Set exercise - Copy every record below exactly.

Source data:
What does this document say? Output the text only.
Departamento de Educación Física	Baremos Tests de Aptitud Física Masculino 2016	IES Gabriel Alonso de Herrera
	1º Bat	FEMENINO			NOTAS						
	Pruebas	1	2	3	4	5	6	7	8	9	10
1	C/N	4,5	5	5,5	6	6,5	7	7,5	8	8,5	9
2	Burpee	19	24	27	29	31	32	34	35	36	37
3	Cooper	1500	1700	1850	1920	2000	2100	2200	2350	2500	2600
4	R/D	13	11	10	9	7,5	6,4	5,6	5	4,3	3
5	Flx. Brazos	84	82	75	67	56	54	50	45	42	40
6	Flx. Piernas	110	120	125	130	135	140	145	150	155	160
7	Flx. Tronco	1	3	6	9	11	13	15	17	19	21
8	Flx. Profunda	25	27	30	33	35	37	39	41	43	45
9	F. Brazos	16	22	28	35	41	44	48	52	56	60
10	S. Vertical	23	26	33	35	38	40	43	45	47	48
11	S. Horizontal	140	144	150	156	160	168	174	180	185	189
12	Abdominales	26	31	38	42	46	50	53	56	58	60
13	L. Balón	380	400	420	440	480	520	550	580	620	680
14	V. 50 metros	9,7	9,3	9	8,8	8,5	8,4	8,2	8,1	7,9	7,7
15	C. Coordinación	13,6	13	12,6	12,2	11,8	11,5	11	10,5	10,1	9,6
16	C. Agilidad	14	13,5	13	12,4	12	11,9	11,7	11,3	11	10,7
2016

Expected output -
What does this document say? Output the text only.
Departamento de Educación Física	Baremos Tests de Aptitud Física Masculino 2016	IES Gabriel Alonso de Herrera
	1º Bat	FEMENINO			NOTAS						
	Pruebas	1	2	3	4	5	6	7	8	9	10
1	C/N	4,5	5	5,5	6	6,5	7	7,5	8	8,5	9
2	Burpee	19	24	27	29	31	32	34	35	36	37
3	Cooper	1500	1700	1850	1920	2000	2100	2200	2350	2500	2600
4	R/D	13	11	10	9	7,5	6,4	5,6	5	4,3	3
5	Flx. Brazos	84	82	75	67	56	54	50	45	42	40
6	Flx. Piernas	110	120	125	130	135	140	145	150	155	160
7	Flx. Tronco	1	3	6	9	11	13	15	17	19	21
8	Flx. Profunda	25	27	30	33	35	37	39	41	43	45
9	F. Brazos	16	22	28	35	41	44	48	52	56	60
10	S. Vertical	23	26	33	35	38	40	43	45	47	48
11	S. Horizontal	140	144	150	156	160	168	174	180	185	189
12	Abdominales	26	31	38	42	46	50	53	56	58	60
13	L. Balón	380	400	420	440	480	520	550	580	620	680
14	V. 50 metros	9,7	9,3	9	8,8	8,5	8,4	8,2	8,1	7,9	7,7
15	C. Coordinación	13,6	13	12,6	12,2	11,8	11,5	11	10,5	10,1	9,6
16	C. Agilidad	14	13,5	13	12,4	12	11,9	11,7	11,3	11	10,7
2016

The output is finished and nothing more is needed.